Task to carry out ▸ How many lines in the records below contain the word "upon"? Give only the number.
━━━ Records for the task
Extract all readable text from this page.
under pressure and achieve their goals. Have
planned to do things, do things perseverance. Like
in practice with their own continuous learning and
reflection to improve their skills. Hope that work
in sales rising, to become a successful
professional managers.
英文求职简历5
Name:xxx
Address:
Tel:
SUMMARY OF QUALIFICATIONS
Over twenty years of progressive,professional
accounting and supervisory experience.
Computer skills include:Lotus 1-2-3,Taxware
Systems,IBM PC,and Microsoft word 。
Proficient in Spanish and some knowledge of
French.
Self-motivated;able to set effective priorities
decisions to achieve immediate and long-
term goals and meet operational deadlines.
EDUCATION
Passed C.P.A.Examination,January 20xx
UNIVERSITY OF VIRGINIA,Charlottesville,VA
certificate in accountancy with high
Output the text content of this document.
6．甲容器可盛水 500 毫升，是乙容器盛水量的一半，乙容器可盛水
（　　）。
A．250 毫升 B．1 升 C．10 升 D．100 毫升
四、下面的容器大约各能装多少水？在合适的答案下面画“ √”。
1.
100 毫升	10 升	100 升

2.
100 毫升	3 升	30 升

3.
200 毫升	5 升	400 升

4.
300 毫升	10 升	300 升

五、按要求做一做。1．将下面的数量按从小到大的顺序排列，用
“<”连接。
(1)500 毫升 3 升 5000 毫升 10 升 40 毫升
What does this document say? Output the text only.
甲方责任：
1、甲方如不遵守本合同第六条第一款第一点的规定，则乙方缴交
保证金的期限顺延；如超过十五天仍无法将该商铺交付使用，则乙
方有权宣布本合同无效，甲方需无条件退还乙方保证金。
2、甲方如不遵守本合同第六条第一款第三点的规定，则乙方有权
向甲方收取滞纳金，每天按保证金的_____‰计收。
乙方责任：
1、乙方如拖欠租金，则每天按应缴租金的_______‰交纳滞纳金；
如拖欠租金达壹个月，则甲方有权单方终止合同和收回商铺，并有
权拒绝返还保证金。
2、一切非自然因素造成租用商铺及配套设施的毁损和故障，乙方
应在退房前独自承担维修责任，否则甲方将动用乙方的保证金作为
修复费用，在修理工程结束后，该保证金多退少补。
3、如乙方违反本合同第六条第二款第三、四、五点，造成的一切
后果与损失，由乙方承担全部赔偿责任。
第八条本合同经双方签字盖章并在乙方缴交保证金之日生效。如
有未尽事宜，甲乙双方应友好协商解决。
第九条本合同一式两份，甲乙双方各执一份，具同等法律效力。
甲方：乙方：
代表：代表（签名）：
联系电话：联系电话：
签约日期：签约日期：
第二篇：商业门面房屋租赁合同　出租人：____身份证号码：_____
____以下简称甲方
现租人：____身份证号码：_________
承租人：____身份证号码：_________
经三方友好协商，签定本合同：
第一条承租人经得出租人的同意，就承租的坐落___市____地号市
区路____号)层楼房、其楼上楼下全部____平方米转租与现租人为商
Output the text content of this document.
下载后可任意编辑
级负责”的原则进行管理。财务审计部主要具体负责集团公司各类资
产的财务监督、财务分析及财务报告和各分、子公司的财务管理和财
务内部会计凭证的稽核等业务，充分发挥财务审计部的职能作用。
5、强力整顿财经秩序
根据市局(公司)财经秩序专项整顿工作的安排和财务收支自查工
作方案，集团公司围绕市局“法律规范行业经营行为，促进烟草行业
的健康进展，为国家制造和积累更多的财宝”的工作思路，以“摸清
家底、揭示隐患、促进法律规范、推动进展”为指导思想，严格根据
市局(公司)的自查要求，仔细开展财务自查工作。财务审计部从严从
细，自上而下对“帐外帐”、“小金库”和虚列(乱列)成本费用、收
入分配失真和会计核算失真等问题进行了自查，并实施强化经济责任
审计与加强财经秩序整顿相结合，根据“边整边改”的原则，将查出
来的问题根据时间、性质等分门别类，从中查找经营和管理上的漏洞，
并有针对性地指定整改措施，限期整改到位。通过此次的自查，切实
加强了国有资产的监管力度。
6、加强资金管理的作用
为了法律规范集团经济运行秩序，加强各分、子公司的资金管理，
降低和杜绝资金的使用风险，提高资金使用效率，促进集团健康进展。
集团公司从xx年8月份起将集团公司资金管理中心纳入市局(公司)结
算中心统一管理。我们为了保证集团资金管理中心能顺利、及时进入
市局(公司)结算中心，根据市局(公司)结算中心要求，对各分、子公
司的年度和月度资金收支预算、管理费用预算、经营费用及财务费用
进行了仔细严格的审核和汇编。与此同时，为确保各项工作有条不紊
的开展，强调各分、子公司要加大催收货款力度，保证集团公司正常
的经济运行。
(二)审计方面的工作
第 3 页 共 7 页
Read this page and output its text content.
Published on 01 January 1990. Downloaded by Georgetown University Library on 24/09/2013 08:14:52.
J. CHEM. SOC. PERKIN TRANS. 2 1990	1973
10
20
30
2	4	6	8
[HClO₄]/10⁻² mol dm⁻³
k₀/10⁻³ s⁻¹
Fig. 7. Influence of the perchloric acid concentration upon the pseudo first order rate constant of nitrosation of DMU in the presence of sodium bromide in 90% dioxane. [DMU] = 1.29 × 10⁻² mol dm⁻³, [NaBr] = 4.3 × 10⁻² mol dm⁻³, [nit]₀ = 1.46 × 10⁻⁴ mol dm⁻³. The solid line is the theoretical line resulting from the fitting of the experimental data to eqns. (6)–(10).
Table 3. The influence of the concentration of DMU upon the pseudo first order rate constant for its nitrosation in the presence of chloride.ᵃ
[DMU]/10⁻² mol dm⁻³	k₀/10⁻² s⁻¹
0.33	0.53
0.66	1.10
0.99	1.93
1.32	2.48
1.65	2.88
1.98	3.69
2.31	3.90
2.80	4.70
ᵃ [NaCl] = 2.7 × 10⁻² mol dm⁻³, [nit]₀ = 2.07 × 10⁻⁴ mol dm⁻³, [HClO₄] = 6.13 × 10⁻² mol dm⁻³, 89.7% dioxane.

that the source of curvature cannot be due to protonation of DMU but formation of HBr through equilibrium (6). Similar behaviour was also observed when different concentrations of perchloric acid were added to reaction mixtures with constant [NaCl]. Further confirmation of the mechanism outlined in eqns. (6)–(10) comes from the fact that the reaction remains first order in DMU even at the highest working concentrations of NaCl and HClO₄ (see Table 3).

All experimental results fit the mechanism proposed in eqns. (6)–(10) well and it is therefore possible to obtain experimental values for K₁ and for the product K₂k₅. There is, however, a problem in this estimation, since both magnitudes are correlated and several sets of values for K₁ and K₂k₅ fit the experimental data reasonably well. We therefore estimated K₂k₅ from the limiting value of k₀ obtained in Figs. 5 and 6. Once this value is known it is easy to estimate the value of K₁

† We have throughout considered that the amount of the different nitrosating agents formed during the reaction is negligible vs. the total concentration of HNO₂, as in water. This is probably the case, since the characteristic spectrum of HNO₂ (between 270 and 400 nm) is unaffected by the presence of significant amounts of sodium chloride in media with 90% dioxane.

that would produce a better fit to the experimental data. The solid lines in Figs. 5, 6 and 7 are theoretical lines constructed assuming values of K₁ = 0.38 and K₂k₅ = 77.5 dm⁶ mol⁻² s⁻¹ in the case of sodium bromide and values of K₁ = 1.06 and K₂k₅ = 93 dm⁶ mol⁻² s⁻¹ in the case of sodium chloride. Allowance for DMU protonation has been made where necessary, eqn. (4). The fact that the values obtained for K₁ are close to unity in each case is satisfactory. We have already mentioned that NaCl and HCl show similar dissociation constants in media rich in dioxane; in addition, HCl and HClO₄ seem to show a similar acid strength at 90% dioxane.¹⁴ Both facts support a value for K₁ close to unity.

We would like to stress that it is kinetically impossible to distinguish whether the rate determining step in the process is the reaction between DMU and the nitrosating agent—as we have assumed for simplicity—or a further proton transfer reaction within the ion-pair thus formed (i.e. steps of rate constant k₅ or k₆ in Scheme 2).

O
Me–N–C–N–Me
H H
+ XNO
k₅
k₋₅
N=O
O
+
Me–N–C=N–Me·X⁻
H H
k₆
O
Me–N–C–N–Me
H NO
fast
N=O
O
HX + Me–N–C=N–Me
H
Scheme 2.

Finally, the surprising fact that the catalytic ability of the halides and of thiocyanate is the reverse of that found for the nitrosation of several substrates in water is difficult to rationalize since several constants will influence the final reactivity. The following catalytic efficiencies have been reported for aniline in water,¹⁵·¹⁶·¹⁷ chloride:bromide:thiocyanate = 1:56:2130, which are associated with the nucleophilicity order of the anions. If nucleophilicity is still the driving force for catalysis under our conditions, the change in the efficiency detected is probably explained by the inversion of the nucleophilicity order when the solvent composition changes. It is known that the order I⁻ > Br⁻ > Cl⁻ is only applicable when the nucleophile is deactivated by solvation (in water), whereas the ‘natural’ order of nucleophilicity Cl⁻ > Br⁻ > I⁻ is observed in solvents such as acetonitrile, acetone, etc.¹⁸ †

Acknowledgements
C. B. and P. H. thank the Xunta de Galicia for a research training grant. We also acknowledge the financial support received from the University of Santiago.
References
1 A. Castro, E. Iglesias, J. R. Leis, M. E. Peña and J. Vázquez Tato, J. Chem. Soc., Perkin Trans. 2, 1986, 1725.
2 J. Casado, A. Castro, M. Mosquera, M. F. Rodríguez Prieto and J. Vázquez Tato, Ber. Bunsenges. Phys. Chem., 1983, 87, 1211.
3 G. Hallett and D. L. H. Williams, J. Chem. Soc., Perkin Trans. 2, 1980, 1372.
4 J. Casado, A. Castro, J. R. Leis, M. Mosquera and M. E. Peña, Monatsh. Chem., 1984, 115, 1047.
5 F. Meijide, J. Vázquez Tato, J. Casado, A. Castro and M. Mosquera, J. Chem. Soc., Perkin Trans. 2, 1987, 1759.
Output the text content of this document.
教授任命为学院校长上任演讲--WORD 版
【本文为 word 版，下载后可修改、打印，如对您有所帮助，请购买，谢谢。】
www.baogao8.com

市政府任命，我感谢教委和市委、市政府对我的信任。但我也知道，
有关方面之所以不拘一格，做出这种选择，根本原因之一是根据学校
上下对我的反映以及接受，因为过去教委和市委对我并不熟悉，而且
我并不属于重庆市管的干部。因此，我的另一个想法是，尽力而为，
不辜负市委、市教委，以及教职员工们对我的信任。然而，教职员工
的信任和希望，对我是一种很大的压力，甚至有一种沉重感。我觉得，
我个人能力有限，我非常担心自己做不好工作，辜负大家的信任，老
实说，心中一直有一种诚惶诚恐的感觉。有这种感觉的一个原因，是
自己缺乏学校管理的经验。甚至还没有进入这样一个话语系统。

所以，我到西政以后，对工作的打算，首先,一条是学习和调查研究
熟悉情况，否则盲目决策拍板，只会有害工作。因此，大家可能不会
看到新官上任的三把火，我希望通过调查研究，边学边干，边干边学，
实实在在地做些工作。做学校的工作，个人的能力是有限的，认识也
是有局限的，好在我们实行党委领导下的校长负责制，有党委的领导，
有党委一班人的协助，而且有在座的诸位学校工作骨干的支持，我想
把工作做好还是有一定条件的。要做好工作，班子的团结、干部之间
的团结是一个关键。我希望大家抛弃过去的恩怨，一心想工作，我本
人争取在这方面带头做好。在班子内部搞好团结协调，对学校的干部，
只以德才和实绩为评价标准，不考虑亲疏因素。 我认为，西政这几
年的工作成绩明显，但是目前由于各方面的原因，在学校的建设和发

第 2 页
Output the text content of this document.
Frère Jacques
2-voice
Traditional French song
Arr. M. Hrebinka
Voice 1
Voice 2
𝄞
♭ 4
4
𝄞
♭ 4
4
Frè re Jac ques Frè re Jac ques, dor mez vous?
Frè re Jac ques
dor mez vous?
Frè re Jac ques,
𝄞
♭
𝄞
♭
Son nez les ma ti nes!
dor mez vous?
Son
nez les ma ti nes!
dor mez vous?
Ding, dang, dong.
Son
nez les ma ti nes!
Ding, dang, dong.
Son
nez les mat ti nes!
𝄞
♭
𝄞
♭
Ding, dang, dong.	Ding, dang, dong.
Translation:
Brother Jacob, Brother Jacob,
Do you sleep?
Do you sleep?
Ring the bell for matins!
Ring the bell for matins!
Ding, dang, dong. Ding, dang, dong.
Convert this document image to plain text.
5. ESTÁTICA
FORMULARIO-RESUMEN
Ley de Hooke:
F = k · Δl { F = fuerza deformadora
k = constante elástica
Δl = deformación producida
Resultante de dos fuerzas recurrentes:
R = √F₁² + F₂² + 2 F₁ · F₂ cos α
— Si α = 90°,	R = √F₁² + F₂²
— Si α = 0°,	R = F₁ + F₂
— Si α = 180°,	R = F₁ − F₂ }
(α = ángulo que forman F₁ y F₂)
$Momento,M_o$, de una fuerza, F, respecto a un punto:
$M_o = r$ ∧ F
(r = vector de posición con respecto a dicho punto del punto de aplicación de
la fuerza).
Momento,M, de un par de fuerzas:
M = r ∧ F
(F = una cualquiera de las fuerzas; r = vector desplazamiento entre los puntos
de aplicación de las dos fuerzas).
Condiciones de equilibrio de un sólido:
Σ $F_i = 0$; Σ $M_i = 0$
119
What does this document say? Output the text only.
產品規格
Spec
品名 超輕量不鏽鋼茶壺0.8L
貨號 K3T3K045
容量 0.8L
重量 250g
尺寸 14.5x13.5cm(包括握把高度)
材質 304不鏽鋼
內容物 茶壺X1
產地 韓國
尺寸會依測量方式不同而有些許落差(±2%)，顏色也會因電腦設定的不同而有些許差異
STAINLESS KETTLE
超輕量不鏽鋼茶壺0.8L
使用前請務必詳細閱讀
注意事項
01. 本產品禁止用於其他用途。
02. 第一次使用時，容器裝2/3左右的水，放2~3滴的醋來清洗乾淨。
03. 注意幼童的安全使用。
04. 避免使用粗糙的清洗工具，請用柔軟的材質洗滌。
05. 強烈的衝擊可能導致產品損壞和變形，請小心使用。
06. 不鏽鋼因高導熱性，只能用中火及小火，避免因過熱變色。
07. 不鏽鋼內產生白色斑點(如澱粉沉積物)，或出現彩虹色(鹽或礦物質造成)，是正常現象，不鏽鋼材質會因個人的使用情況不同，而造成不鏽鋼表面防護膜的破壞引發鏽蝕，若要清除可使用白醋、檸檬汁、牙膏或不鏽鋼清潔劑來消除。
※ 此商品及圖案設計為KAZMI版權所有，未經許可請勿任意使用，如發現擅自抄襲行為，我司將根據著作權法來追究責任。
━━━━━━
Task solution ▸ 2